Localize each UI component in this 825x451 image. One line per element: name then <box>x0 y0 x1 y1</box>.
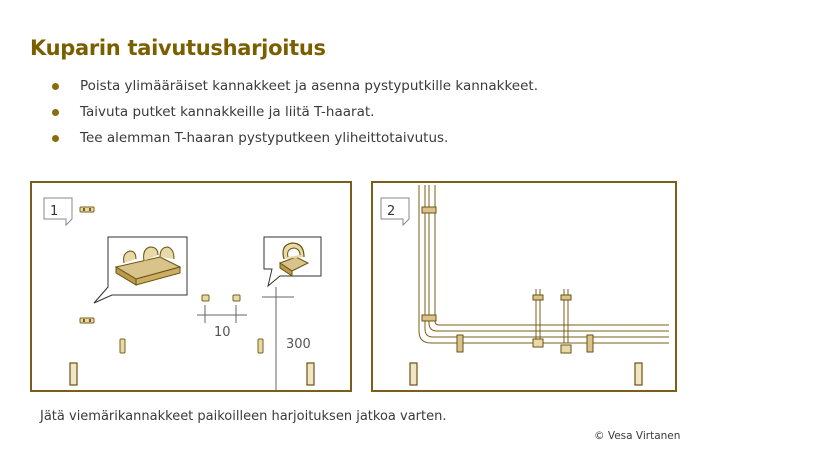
step-2-panel <box>371 181 677 392</box>
drain-clamp-icon <box>410 363 417 385</box>
double-clamp-callout <box>94 237 187 303</box>
step-number-tag <box>44 198 72 225</box>
instruction-list <box>50 76 538 154</box>
pipe-clamp-icon <box>422 315 436 321</box>
dimension-horizontal <box>197 305 247 340</box>
page-title: Kuparin taivutusharjoitus <box>30 36 326 60</box>
bullet-icon <box>52 109 59 116</box>
copper-pipe <box>419 185 669 343</box>
dimension-horizontal-label: 10 <box>214 325 231 340</box>
instruction-item <box>50 128 538 154</box>
small-clamp-icon <box>233 295 240 301</box>
instruction-text: Taivuta putket kannakkeille ja liitä T-haarat. <box>80 104 375 120</box>
step-number-tag <box>381 198 409 225</box>
copper-pipe <box>429 185 669 331</box>
dimension-vertical-label: 300 <box>286 337 311 352</box>
pipe-clamp-icon <box>561 295 571 300</box>
step-1-panel <box>30 181 352 392</box>
small-clamp-icon <box>120 339 125 353</box>
pipe-clamp-icon <box>422 207 436 213</box>
small-clamp-icon <box>80 318 94 323</box>
drain-clamp-icon <box>635 363 642 385</box>
t-joint-icon <box>533 339 571 353</box>
drain-clamp-icon <box>70 363 77 385</box>
pipe-clamp-icon <box>457 335 463 352</box>
small-clamp-icon <box>80 207 94 212</box>
instruction-item <box>50 102 538 128</box>
pipe-clamp-icon <box>533 295 543 300</box>
step-1-diagram <box>32 183 350 390</box>
copyright: © Vesa Virtanen <box>594 430 681 442</box>
footer-note: Jätä viemärikannakkeet paikoilleen harjoituksen jatkoa varten. <box>40 409 447 424</box>
small-clamp-icon <box>258 339 263 353</box>
step-number: 2 <box>387 204 396 219</box>
bullet-icon <box>52 135 59 142</box>
pipe-clamp-icon <box>587 335 593 352</box>
single-clamp-callout <box>264 237 321 286</box>
instruction-item <box>50 76 538 102</box>
instruction-text: Poista ylimääräiset kannakkeet ja asenna pystyputkille kannakkeet. <box>80 78 538 94</box>
drain-clamp-icon <box>307 363 314 385</box>
small-clamp-icon <box>202 295 209 301</box>
instruction-text: Tee alemman T-haaran pystyputkeen yliheittotaivutus. <box>80 130 449 146</box>
bullet-icon <box>52 83 59 90</box>
step-number: 1 <box>50 204 59 219</box>
dimension-vertical <box>262 287 311 390</box>
step-2-diagram <box>373 183 675 390</box>
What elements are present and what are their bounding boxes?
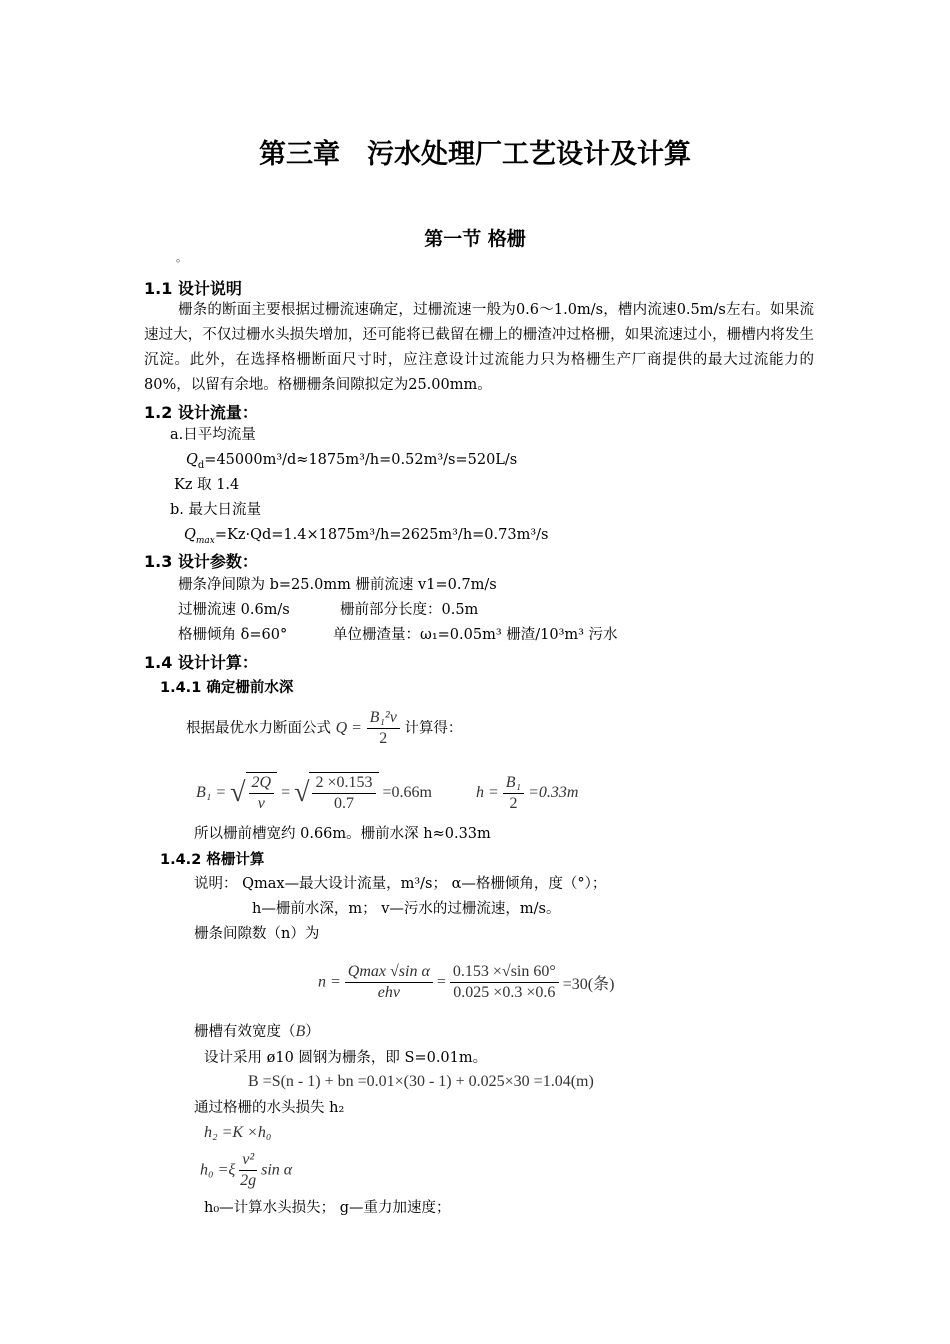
param-line-2a: 过栅流速 0.6m/s [178,602,290,618]
note-line-2: h—栅前水深，m； v—污水的过栅流速，m/s。 [252,901,561,917]
width-label: 栅槽有效宽度（ [194,1024,296,1040]
h0-den: 2g [240,1172,257,1189]
formula-numerator: B₁²v [367,708,400,729]
n-equation [318,962,614,1003]
avg-flow-sub: d [197,459,205,471]
heading-1-4-2: 1.4.2 格栅计算 [160,852,265,868]
n-fraction-2 [450,962,559,1003]
effective-width-line [194,1022,320,1042]
avg-flow-rest: =45000m³/d≈1875m³/h=0.52m³/s=520L/s [204,452,518,468]
param-line-3a: 格栅倾角 δ=60° [178,627,288,643]
max-flow-rest: =Kz·Qd=1.4×1875m³/h=2625m³/h=0.73m³/s [214,527,549,543]
stray-mark: 。 [176,251,187,264]
h0-fraction [239,1150,257,1191]
formula-fraction [367,708,400,749]
formula-q: Q = [335,719,362,737]
n-num2: 0.153 ×√sin 60° [450,962,559,983]
design-description-paragraph: 栅条的断面主要根据过栅流速确定，过栅流速一般为0.6～1.0m/s，槽内流速0.5m/s左右。如果流速过大，不仅过栅水头损失增加，还可能将已截留在栅上的栅渣冲过格栅，如果流速过小，栅槽内将发生沉淀。此外，在选择格栅断面尺寸时，应注意设计过流能力只为格栅生产厂商提供的最大过流能力的80%，以留有余地。格栅栅条间隙拟定为25.00mm。 [144,302,814,393]
avg-flow-label: a.日平均流量 [170,427,256,443]
avg-flow-formula [186,450,517,476]
kz-line: Kz 取 1.4 [174,477,240,493]
n-result: =30(条) [562,976,615,993]
formula-after: 计算得： [404,720,463,737]
width-symbol: B [295,1023,306,1040]
gap-count-label: 栅条间隙数（n）为 [194,926,320,942]
param-line-1: 栅条净间隙为 b=25.0mm 栅前流速 v1=0.7m/s [178,577,497,593]
h0-formula [200,1150,292,1191]
h-den: 2 [509,794,518,812]
max-flow-sub: max [195,535,215,546]
param-line-2b: 栅前部分长度：0.5m [340,602,479,618]
param-line-3b: 单位栅渣量：ω₁=0.05m³ 栅渣/10³m³ 污水 [333,627,618,643]
h0-after: sin α [261,1161,293,1179]
optimal-section-formula-line [186,708,462,749]
b-formula: B =S(n - 1) + bn =0.01×(30 - 1) + 0.025×30 =1.04(m) [248,1073,594,1090]
heading-1-1: 1.1 设计说明 [144,279,242,298]
max-flow-q: Q [184,527,196,543]
n-eq: = [436,973,446,991]
n-den2: 0.025 ×0.3 ×0.6 [453,984,556,1001]
max-flow-formula [184,525,548,551]
b1-eq: = [281,784,291,801]
h0-lhs: h₀ =ξ [200,1161,236,1179]
b1-sqrt1-num: 2Q [249,773,275,794]
max-flow-label: b. 最大日流量 [170,502,261,518]
h-fraction [503,773,524,814]
formula-denominator: 2 [379,730,388,747]
steel-bar-line: 设计采用 ø10 圆钢为栅条，即 S=0.01m。 [204,1050,488,1066]
n-fraction-1 [345,962,433,1003]
headloss-label: 通过格栅的水头损失 h₂ [194,1100,345,1116]
n-den: ehv [377,984,400,1001]
heading-1-3: 1.3 设计参数： [144,552,258,571]
heading-1-2: 1.2 设计流量： [144,403,258,422]
conclusion-line: 所以栅前槽宽约 0.66m。栅前水深 h≈0.33m [194,826,491,842]
sqrt-icon: √ [230,777,246,808]
sqrt-icon: √ [294,777,310,808]
avg-flow-q: Q [186,452,198,468]
heading-1-4: 1.4 设计计算： [144,653,258,672]
note-line-1: 说明： Qmax—最大设计流量，m³/s； α—格栅倾角，度（°）； [194,876,607,892]
section-title: 第一节 格栅 [424,228,526,250]
b1-sqrt2-den: 0.7 [334,795,354,812]
b1-lhs: B₁ = [196,784,227,801]
b1-sqrt1-den: v [257,795,265,812]
heading-1-4-1: 1.4.1 确定栅前水深 [160,680,294,696]
formula-intro: 根据最优水力断面公式 [186,720,331,737]
b1-sqrt2-num: 2 ×0.153 [312,773,375,794]
b1-sqrt1 [249,773,275,814]
final-line: h₀—计算水头损失； g—重力加速度； [204,1200,451,1216]
b1-equation [196,772,578,814]
n-num: Qmax √sin α [345,962,433,983]
h-num: B₁ [503,773,524,794]
h-result: =0.33m [528,784,579,801]
h-lhs: h = [475,784,499,801]
b1-result: =0.66m [382,784,432,801]
b1-sqrt2 [312,773,375,814]
n-lhs: n = [318,973,341,991]
h2-formula: h₂ =K ×h₀ [204,1124,272,1141]
chapter-title: 第三章 污水处理厂工艺设计及计算 [259,139,691,170]
h0-num: v² [239,1150,257,1171]
width-close: ） [305,1024,320,1040]
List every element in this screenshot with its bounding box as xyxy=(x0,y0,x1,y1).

Aim of the exercise: Rewrite the lines of the listing above, beginning with the line that contains "step-2-panel <box>371 181 677 392</box>" and continuing through the line that contains "page-title: Kuparin taivutusharjoitus". Substitute "twin-clamp-callout" for "double-clamp-callout" and leave everything else unaltered.

Finished task:
step-2-panel <box>371 181 677 392</box>
drain-clamp-icon <box>410 363 417 385</box>
twin-clamp-callout <box>94 237 187 303</box>
step-number-tag <box>44 198 72 225</box>
instruction-list <box>50 76 538 154</box>
pipe-clamp-icon <box>422 315 436 321</box>
dimension-horizontal <box>197 305 247 340</box>
page-title: Kuparin taivutusharjoitus <box>30 36 326 60</box>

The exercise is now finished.